--- Material for this task ---
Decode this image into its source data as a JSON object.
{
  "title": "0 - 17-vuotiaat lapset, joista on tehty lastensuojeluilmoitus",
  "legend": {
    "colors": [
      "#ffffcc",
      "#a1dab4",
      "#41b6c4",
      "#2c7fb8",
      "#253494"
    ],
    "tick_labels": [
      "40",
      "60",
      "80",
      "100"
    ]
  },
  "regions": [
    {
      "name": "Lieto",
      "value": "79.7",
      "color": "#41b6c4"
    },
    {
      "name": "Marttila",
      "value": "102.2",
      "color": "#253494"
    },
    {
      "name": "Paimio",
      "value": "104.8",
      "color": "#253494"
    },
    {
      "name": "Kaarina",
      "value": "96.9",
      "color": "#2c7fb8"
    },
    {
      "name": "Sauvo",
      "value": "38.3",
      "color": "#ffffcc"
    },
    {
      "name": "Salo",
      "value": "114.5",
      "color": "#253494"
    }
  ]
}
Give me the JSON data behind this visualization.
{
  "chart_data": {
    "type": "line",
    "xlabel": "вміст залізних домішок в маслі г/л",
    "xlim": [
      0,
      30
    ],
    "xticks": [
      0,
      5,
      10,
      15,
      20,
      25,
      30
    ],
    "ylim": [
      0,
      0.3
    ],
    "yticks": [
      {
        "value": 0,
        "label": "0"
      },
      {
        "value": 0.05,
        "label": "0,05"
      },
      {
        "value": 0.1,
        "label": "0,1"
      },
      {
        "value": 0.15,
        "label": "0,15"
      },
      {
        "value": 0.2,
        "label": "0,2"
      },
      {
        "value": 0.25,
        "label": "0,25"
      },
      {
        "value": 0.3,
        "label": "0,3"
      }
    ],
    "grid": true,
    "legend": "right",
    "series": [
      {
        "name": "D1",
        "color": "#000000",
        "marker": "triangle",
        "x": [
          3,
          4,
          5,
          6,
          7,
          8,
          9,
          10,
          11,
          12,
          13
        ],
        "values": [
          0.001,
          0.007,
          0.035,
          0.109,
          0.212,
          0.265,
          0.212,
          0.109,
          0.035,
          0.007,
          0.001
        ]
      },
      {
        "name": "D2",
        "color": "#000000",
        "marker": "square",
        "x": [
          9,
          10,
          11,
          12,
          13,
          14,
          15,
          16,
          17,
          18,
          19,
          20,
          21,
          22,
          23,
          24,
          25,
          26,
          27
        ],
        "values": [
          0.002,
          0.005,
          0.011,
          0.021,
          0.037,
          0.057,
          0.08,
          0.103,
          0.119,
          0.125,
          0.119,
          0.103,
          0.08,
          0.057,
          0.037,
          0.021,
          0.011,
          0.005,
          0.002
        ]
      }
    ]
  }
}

--- What you have to do ---
Everything in the listing above should be restated exactly.

--- Written answer ---
Decode this image into its source data as a JSON object.
{
  "title": "0 - 17-vuotiaat lapset, joista on tehty lastensuojeluilmoitus",
  "legend": {
    "colors": [
      "#ffffcc",
      "#a1dab4",
      "#41b6c4",
      "#2c7fb8",
      "#253494"
    ],
    "tick_labels": [
      "40",
      "60",
      "80",
      "100"
    ]
  },
  "regions": [
    {
      "name": "Lieto",
      "value": "79.7",
      "color": "#41b6c4"
    },
    {
      "name": "Marttila",
      "value": "102.2",
      "color": "#253494"
    },
    {
      "name": "Paimio",
      "value": "104.8",
      "color": "#253494"
    },
    {
      "name": "Kaarina",
      "value": "96.9",
      "color": "#2c7fb8"
    },
    {
      "name": "Sauvo",
      "value": "38.3",
      "color": "#ffffcc"
    },
    {
      "name": "Salo",
      "value": "114.5",
      "color": "#253494"
    }
  ]
}
Give me the JSON data behind this visualization.
{
  "chart_data": {
    "type": "line",
    "xlabel": "вміст залізних домішок в маслі г/л",
    "xlim": [
      0,
      30
    ],
    "xticks": [
      0,
      5,
      10,
      15,
      20,
      25,
      30
    ],
    "ylim": [
      0,
      0.3
    ],
    "yticks": [
      {
        "value": 0,
        "label": "0"
      },
      {
        "value": 0.05,
        "label": "0,05"
      },
      {
        "value": 0.1,
        "label": "0,1"
      },
      {
        "value": 0.15,
        "label": "0,15"
      },
      {
        "value": 0.2,
        "label": "0,2"
      },
      {
        "value": 0.25,
        "label": "0,25"
      },
      {
        "value": 0.3,
        "label": "0,3"
      }
    ],
    "grid": true,
    "legend": "right",
    "series": [
      {
        "name": "D1",
        "color": "#000000",
        "marker": "triangle",
        "x": [
          3,
          4,
          5,
          6,
          7,
          8,
          9,
          10,
          11,
          12,
          13
        ],
        "values": [
          0.001,
          0.007,
          0.035,
          0.109,
          0.212,
          0.265,
          0.212,
          0.109,
          0.035,
          0.007,
          0.001
        ]
      },
      {
        "name": "D2",
        "color": "#000000",
        "marker": "square",
        "x": [
          9,
          10,
          11,
          12,
          13,
          14,
          15,
          16,
          17,
          18,
          19,
          20,
          21,
          22,
          23,
          24,
          25,
          26,
          27
        ],
        "values": [
          0.002,
          0.005,
          0.011,
          0.021,
          0.037,
          0.057,
          0.08,
          0.103,
          0.119,
          0.125,
          0.119,
          0.103,
          0.08,
          0.057,
          0.037,
          0.021,
          0.011,
          0.005,
          0.002
        ]
      }
    ]
  }
}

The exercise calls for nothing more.